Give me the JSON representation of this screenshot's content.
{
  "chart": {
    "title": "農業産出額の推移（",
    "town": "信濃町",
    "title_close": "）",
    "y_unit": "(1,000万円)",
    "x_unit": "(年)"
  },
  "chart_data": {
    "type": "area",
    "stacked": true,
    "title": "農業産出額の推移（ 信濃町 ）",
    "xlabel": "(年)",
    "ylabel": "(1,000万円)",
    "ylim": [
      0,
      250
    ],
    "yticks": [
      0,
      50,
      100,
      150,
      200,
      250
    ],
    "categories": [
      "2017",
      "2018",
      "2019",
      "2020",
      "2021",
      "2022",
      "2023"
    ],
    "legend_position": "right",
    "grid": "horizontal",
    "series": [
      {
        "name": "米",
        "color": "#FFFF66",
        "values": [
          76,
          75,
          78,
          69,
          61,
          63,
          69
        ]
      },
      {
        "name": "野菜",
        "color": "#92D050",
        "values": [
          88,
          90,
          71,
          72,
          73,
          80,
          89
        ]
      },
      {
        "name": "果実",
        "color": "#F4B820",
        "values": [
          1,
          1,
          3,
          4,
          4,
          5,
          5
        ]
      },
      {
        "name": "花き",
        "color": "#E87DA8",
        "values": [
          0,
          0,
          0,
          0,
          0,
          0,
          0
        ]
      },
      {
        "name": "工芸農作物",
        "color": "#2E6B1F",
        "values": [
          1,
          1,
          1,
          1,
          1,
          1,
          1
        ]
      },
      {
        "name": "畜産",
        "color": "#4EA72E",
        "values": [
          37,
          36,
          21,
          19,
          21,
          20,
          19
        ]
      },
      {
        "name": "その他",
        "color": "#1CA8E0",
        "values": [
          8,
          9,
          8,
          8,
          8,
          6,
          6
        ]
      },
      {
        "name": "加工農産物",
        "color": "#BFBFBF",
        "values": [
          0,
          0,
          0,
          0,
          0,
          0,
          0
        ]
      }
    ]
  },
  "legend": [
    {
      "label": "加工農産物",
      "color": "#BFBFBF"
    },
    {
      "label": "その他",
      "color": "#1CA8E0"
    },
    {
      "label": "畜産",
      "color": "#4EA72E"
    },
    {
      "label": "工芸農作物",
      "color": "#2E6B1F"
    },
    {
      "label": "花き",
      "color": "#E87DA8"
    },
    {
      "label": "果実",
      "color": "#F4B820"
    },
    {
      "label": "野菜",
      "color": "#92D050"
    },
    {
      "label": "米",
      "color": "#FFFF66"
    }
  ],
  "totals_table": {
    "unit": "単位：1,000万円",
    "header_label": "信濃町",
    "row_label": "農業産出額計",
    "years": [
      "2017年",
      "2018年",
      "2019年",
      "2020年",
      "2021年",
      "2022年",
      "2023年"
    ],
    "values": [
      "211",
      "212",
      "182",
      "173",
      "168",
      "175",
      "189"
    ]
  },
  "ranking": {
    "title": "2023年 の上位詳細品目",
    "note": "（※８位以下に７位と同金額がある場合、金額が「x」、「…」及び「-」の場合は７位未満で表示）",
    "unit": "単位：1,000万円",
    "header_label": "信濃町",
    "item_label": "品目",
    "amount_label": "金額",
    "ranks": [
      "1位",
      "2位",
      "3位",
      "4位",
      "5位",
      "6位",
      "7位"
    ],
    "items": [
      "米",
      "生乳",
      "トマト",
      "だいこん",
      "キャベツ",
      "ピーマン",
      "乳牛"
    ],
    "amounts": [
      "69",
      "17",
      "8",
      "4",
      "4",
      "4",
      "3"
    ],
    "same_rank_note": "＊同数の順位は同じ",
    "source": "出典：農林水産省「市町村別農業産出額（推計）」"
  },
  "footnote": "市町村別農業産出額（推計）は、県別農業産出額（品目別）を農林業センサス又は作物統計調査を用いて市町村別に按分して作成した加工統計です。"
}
--*--
Consider the entries above and return each line with the string "name".

        "name": "米",
        "name": "野菜",
        "name": "果実",
        "name": "花き",
        "name": "工芸農作物",
        "name": "畜産",
        "name": "その他",
        "name": "加工農産物",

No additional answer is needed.